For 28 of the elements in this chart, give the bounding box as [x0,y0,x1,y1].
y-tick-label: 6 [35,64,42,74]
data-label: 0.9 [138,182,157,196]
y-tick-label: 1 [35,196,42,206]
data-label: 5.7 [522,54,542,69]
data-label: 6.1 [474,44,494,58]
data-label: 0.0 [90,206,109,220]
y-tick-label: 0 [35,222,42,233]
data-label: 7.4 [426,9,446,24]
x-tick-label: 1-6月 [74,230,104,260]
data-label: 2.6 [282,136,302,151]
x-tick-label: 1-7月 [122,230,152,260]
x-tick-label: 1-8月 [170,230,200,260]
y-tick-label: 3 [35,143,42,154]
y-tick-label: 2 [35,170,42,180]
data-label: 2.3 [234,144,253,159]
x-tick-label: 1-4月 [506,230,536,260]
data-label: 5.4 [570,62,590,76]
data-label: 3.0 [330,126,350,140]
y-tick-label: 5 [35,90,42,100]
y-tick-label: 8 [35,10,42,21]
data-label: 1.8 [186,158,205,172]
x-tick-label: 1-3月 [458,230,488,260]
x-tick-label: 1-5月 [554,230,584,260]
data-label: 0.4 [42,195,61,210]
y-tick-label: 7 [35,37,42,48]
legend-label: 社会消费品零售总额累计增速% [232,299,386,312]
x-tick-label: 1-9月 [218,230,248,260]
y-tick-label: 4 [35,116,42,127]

* **Exercise brief**
Rewrite the part of the items above that opens with the first line and closes with the line containing "y-tick-label: 0 [35,222,42,233]", substituting "value-label" for "data-label" and leaving everything else unchanged.

* **Solved problem**
For 28 of the elements in this chart, give the bounding box as [x0,y0,x1,y1].
y-tick-label: 6 [35,64,42,74]
value-label: 0.9 [138,182,157,196]
y-tick-label: 1 [35,196,42,206]
value-label: 5.7 [522,54,542,69]
value-label: 6.1 [474,44,494,58]
value-label: 0.0 [90,206,109,220]
y-tick-label: 0 [35,222,42,233]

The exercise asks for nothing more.